### [Challenge 1]
Please put the lines of the records, from the first one through the line containing "- siding-line: [74, 658, 478, 660]", into a Markdown table with the columns Row and Line, leaving out blank lines.

### [Document extract]

--- --- ---

Re: [PATCH v2] kvm: mmu: Fix overflow on kvm mmu page limit calculation

Sean Christopherson <sean.j.christopherson@xxxxxxxxx> · Tue, 9 Apr 2019 07:20:08 -0700

On Mon, Apr 08, 2019 at 11:07:30AM -0700, Ben Gardon wrote:
> KVM bases its memory usage limits on the total number of guest pages
> across all memslots. However, those limits, and the calculations to
> produce, them use 32 bit unsigned integers. This can result in overflow

Nit: I think you wanted the comma after "them".

> if a VM has more guest pages that can be represented by a u32. As a
> result of this overflow, KVM can use a low limit on the number of MMU
> pages it will allocate. This makes KVM unable to map all of guest memory
> at once, prompting spurious faults.
> 
> Tested: Ran all kvm-unit-tests on an Intel Haswell machine. This patch
> 	introduced no new failures.
> 
> Signed-off-by: Ben Gardon <bgardon@xxxxxxxxxx>
> ---
>  arch/x86/include/asm/kvm_host.h | 12 ++++++------
>  arch/x86/kvm/mmu.c              | 13 ++++++-------
>  arch/x86/kvm/mmu.h              |  2 +-
>  arch/x86/kvm/x86.c              |  4 ++--
>  4 files changed, 15 insertions(+), 16 deletions(-)
> 
> diff --git a/arch/x86/include/asm/kvm_host.h b/arch/x86/include/asm/kvm_host.h
> index 159b5988292f3..9b7b731a00321 100644
> --- a/arch/x86/include/asm/kvm_host.h
> +++ b/arch/x86/include/asm/kvm_host.h
> @@ -126,7 +126,7 @@ static inline gfn_t gfn_to_index(gfn_t gfn, gfn_t base_gfn, int level)
>  }
>  
>  #define KVM_PERMILLE_MMU_PAGES 20
> -#define KVM_MIN_ALLOC_MMU_PAGES 64
> +#define KVM_MIN_ALLOC_MMU_PAGES 64UL
>  #define KVM_MMU_HASH_SHIFT 12
>  #define KVM_NUM_MMU_PAGES (1 << KVM_MMU_HASH_SHIFT)
>  #define KVM_MIN_FREE_MMU_PAGES 5
> @@ -844,9 +844,9 @@ enum kvm_irqchip_mode {
>  };
>  
>  struct kvm_arch {
> -	unsigned int n_used_mmu_pages;
> -	unsigned int n_requested_mmu_pages;
> -	unsigned int n_max_mmu_pages;
> +	unsigned long n_used_mmu_pages;
> +	unsigned long n_requested_mmu_pages;
> +	unsigned long n_max_mmu_pages;
>  	unsigned int indirect_shadow_pages;

It probably makes sense to change 'indirect_shadow_pages' as well.  I
haven't done the math to know whether or not it can actually overflow,
but 4 bytes per VM seems cheap compared to a bug that causes KVM to think
it doesn't have any shadow pages.  Note, there's also a local variable
in reexecute_instruction() that snapshots 'indirect_shadow_pages'.

--- --- ---

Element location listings
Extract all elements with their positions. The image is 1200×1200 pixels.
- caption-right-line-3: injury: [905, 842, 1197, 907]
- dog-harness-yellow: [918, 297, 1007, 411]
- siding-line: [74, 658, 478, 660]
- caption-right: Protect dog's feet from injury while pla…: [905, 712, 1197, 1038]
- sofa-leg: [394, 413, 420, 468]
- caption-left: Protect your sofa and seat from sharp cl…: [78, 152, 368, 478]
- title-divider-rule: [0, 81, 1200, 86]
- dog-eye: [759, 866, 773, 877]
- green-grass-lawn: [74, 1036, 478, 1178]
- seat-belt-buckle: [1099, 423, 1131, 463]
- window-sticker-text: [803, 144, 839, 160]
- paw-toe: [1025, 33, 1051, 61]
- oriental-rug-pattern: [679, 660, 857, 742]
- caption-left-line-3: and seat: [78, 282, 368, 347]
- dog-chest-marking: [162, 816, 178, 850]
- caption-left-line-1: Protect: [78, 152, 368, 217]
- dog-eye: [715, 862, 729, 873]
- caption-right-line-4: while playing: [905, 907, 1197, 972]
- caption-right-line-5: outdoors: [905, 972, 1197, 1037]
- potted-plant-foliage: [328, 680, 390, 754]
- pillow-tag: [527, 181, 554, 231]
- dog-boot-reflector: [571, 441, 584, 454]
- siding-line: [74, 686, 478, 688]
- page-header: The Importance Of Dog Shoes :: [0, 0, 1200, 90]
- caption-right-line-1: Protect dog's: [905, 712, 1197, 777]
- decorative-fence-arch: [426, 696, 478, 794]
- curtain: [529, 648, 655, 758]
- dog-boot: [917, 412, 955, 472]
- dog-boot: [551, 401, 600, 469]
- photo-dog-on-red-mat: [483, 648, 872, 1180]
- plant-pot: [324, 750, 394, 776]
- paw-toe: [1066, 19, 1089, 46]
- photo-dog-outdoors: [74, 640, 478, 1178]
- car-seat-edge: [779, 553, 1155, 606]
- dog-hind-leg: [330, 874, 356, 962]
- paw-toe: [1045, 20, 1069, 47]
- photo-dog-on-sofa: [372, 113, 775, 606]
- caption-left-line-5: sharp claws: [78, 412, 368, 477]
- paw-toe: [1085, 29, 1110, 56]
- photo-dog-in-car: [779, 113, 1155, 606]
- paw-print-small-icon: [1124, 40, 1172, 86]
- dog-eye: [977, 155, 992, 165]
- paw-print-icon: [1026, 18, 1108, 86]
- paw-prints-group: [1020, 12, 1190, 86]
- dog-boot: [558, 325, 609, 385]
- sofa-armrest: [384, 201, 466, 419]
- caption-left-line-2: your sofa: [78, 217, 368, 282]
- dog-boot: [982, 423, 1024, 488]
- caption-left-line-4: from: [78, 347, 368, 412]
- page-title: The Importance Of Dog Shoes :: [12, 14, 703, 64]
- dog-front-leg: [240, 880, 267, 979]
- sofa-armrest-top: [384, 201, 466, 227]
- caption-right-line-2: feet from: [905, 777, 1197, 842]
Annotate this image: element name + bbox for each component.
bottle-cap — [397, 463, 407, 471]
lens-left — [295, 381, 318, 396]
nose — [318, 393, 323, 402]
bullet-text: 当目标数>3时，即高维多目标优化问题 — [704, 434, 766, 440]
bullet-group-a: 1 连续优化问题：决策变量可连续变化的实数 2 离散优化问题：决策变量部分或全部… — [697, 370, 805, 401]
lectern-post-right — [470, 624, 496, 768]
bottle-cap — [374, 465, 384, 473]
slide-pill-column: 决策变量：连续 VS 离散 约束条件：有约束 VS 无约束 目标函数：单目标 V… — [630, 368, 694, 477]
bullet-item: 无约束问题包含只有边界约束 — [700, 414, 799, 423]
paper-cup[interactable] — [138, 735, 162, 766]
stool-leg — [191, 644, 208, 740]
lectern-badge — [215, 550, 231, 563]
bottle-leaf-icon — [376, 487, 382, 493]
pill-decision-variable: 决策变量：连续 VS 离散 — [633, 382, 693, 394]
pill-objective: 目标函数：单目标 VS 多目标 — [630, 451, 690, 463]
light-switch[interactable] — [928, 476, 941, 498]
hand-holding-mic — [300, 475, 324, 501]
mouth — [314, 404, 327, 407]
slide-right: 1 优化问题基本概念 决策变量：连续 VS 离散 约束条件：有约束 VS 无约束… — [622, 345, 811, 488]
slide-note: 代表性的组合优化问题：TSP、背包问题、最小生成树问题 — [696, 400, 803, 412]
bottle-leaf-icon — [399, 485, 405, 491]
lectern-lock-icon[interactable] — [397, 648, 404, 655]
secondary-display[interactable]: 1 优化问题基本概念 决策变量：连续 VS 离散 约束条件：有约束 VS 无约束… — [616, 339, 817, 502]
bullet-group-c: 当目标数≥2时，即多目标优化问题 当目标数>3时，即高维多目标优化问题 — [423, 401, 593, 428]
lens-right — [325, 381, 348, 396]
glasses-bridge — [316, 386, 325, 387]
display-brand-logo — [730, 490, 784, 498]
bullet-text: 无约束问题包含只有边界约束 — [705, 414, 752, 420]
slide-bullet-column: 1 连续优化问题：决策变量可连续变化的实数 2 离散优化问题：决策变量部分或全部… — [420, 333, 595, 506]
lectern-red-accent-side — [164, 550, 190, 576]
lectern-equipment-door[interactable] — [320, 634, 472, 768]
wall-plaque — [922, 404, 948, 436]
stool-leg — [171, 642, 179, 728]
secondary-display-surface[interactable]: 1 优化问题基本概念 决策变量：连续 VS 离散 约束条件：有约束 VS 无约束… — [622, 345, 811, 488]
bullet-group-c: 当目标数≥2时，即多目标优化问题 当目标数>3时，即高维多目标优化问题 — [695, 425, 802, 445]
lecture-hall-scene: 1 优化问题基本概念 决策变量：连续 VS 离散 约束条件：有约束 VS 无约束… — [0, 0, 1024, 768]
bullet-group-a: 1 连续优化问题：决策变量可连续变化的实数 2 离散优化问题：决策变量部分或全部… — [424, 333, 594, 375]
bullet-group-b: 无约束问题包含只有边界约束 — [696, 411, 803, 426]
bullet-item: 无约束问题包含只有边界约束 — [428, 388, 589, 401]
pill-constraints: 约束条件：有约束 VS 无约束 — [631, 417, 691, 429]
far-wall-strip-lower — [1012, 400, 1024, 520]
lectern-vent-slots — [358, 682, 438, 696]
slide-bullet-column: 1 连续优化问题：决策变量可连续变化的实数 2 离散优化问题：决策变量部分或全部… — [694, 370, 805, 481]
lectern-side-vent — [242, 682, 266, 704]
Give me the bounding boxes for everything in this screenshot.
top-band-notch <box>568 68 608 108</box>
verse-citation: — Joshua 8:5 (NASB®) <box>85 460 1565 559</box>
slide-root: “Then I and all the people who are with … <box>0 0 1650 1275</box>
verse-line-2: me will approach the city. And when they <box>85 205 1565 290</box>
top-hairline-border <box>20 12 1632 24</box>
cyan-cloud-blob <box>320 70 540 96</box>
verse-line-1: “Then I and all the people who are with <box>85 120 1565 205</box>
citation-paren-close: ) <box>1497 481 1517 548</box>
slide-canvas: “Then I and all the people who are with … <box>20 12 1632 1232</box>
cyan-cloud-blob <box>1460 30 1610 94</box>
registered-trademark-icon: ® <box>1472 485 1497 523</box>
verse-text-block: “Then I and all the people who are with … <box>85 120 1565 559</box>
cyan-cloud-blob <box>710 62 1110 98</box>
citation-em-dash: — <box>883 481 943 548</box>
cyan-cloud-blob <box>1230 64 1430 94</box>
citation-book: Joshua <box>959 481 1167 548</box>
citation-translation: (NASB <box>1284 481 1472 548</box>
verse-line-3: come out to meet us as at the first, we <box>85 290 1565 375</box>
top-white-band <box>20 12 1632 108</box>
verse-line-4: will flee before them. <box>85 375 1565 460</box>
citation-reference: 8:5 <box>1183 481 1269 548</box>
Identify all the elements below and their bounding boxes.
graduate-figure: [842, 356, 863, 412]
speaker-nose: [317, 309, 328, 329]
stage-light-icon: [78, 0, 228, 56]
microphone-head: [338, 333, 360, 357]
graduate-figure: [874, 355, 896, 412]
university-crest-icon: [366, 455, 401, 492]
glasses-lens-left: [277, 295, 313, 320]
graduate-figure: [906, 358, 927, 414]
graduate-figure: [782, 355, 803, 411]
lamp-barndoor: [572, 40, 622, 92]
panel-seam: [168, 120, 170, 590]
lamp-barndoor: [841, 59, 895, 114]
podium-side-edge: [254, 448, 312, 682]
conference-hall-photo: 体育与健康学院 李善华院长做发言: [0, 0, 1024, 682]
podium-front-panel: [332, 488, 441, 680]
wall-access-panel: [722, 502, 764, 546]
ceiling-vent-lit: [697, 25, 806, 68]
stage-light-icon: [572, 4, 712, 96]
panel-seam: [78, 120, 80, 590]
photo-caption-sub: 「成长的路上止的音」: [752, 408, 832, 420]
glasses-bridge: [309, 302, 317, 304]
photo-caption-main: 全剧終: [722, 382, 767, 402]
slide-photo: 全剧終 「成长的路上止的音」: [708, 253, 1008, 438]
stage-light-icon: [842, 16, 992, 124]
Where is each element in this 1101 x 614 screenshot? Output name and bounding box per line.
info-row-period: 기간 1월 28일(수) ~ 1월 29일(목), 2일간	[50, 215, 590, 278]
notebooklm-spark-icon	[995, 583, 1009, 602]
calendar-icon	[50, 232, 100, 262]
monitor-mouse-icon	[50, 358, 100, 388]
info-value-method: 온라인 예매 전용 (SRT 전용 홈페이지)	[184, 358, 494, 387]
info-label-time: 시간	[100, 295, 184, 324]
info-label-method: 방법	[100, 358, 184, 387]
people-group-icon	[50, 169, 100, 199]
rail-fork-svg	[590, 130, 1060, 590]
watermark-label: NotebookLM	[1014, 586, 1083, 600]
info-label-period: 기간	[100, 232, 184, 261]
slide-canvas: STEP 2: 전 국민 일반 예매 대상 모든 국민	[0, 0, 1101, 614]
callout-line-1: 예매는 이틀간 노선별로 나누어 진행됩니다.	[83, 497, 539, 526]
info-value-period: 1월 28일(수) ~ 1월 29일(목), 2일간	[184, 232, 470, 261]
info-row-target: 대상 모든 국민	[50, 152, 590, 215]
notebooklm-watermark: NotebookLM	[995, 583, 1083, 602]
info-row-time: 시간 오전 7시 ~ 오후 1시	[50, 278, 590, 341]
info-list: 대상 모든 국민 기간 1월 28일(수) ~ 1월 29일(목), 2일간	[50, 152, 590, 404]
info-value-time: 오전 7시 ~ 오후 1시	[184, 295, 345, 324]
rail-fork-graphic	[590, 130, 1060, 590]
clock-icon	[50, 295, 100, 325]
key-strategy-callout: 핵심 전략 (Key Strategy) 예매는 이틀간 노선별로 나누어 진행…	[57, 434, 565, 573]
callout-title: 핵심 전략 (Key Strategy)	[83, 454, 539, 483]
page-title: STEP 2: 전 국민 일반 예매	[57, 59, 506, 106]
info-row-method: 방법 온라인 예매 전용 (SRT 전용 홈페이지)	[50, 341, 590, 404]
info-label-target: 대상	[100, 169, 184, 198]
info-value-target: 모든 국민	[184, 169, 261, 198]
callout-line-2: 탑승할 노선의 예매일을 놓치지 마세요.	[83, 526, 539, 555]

--- --- ---

### [Challenge 2]
Output the part of the KVM patch review that opens with the words "On Mon, Apr" and closes with "no new failures.", copied without changes.

### [Task output 1]
| Row | Line |
|---|---|
| 1 | Extract all elements with their positions. The image is 1200×1200 pixels. |
| 2 | - caption-right-line-3: injury: [905, 842, 1197, 907] |
| 3 | - dog-harness-yellow: [918, 297, 1007, 411] |
| 4 | - siding-line: [74, 658, 478, 660] |

### [Task output 2]
On Mon, Apr 08, 2019 at 11:07:30AM -0700, Ben Gardon wrote:
> KVM bases its memory usage limits on the total number of guest pages
> across all memslots. However, those limits, and the calculations to
> produce, them use 32 bit unsigned integers. This can result in overflow

Nit: I think you wanted the comma after "them".

> if a VM has more guest pages that can be represented by a u32. As a
> result of this overflow, KVM can use a low limit on the number of MMU
> pages it will allocate. This makes KVM unable to map all of guest memory
> at once, prompting spurious faults.
> 
> Tested: Ran all kvm-unit-tests on an Intel Haswell machine. This patch
> 	introduced no new failures.